Problem details:
Find the word "page" in the listing; pull out each line holding it.
● ● ● ● ● ● ●
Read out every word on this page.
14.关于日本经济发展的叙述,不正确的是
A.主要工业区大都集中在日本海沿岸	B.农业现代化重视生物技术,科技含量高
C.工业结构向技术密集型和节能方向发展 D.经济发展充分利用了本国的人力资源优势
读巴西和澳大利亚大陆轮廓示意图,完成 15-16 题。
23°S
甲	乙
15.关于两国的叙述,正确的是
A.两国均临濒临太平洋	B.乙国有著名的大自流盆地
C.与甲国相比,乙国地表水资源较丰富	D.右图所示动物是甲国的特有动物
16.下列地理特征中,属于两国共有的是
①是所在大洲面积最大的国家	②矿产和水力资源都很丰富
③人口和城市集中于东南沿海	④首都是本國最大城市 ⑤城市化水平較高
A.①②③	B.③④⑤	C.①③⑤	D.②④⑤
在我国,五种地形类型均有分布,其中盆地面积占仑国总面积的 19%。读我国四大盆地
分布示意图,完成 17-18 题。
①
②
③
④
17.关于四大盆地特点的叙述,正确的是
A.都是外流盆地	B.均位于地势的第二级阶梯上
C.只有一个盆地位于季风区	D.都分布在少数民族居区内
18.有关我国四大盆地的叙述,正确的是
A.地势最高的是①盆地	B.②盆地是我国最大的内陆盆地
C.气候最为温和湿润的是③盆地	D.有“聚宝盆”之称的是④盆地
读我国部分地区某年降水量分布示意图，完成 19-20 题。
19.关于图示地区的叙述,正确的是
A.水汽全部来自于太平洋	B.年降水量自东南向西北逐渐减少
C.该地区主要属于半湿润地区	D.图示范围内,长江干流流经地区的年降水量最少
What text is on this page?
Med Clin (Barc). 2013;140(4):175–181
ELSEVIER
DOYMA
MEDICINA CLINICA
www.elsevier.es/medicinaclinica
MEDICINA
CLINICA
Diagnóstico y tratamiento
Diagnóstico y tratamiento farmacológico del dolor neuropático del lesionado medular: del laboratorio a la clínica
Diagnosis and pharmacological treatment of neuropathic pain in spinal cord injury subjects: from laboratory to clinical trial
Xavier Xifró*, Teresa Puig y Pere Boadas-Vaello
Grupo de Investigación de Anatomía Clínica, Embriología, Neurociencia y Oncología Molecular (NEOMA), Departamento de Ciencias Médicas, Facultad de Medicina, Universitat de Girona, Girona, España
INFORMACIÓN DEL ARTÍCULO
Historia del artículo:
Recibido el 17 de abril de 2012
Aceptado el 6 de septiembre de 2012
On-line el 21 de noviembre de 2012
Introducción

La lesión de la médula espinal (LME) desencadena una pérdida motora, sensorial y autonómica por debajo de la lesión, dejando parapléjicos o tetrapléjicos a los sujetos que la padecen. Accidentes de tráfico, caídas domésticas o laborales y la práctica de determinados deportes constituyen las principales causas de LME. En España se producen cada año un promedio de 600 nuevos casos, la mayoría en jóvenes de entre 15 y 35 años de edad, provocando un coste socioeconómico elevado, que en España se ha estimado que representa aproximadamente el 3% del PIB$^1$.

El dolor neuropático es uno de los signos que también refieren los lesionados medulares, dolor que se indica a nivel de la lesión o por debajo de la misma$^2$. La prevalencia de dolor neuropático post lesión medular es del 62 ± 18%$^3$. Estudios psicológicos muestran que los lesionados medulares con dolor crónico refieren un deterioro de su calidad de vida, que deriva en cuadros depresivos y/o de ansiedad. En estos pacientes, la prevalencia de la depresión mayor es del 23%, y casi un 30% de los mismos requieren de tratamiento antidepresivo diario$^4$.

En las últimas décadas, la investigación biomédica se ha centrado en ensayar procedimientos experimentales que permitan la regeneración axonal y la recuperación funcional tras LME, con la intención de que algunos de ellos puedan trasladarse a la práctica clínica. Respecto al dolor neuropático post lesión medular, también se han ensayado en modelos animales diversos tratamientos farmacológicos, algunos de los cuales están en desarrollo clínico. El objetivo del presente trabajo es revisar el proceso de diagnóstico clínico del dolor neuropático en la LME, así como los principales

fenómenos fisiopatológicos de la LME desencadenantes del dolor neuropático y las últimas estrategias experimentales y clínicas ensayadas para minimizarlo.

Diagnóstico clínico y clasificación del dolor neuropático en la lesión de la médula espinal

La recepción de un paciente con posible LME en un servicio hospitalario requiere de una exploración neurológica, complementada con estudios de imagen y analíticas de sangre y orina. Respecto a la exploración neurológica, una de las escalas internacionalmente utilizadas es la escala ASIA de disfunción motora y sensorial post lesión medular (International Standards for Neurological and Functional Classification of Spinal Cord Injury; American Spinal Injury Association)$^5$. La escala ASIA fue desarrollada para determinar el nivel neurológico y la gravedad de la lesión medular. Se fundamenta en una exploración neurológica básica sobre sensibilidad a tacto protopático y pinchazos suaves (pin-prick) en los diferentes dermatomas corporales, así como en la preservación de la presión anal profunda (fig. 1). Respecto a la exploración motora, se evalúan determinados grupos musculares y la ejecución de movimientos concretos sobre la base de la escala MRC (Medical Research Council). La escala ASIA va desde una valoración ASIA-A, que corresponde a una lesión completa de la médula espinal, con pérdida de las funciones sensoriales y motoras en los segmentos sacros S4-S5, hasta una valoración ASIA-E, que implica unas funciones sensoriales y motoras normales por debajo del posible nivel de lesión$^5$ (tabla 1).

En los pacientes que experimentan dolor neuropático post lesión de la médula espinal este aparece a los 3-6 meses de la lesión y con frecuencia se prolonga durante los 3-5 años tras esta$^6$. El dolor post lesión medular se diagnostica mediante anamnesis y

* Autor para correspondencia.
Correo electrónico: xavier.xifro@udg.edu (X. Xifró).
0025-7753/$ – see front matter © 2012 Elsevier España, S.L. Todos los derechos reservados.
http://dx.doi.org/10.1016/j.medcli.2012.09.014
● ● ● ● ● ● ●
Final answer:
Read out every word on this page.
What text is on this page?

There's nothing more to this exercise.